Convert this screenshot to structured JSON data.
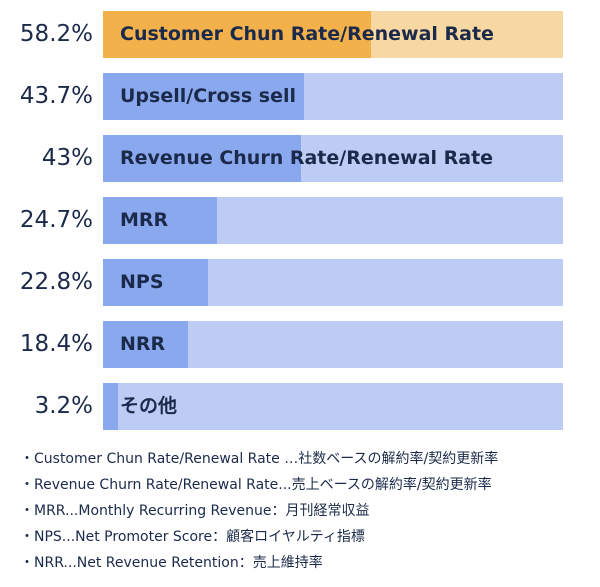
{
  "chart_data": {
    "type": "bar",
    "orientation": "horizontal",
    "categories": [
      "Customer Chun Rate/Renewal Rate",
      "Upsell/Cross sell",
      "Revenue Churn Rate/Renewal Rate",
      "MRR",
      "NPS",
      "NRR",
      "その他"
    ],
    "values": [
      58.2,
      43.7,
      43,
      24.7,
      22.8,
      18.4,
      3.2
    ],
    "value_labels": [
      "58.2%",
      "43.7%",
      "43%",
      "24.7%",
      "22.8%",
      "18.4%",
      "3.2%"
    ],
    "xlim": [
      0,
      100
    ],
    "unit": "%",
    "grid": false,
    "highlight_index": 0,
    "colors": {
      "bar": "#8aa8ee",
      "track": "#bcccf4",
      "highlight_bar": "#f3b14c",
      "highlight_track": "#f7d8a2",
      "text": "#1b2a4a"
    }
  },
  "notes": [
    "Customer Chun Rate/Renewal Rate …社数ベースの解約率/契約更新率",
    "Revenue Churn Rate/Renewal Rate...売上ベースの解約率/契約更新率",
    "MRR...Monthly Recurring Revenue：月刊経常収益",
    "NPS...Net Promoter Score：顧客ロイヤルティ指標",
    "NRR...Net Revenue Retention：売上維持率"
  ],
  "bullet": "・"
}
════
What is needed
Transcribe every entry word for word, but skip the pictures.

Full solution
Convert this screenshot to structured JSON data.
{
  "chart_data": {
    "type": "bar",
    "orientation": "horizontal",
    "categories": [
      "Customer Chun Rate/Renewal Rate",
      "Upsell/Cross sell",
      "Revenue Churn Rate/Renewal Rate",
      "MRR",
      "NPS",
      "NRR",
      "その他"
    ],
    "values": [
      58.2,
      43.7,
      43,
      24.7,
      22.8,
      18.4,
      3.2
    ],
    "value_labels": [
      "58.2%",
      "43.7%",
      "43%",
      "24.7%",
      "22.8%",
      "18.4%",
      "3.2%"
    ],
    "xlim": [
      0,
      100
    ],
    "unit": "%",
    "grid": false,
    "highlight_index": 0,
    "colors": {
      "bar": "#8aa8ee",
      "track": "#bcccf4",
      "highlight_bar": "#f3b14c",
      "highlight_track": "#f7d8a2",
      "text": "#1b2a4a"
    }
  },
  "notes": [
    "Customer Chun Rate/Renewal Rate …社数ベースの解約率/契約更新率",
    "Revenue Churn Rate/Renewal Rate...売上ベースの解約率/契約更新率",
    "MRR...Monthly Recurring Revenue：月刊経常収益",
    "NPS...Net Promoter Score：顧客ロイヤルティ指標",
    "NRR...Net Revenue Retention：売上維持率"
  ],
  "bullet": "・"
}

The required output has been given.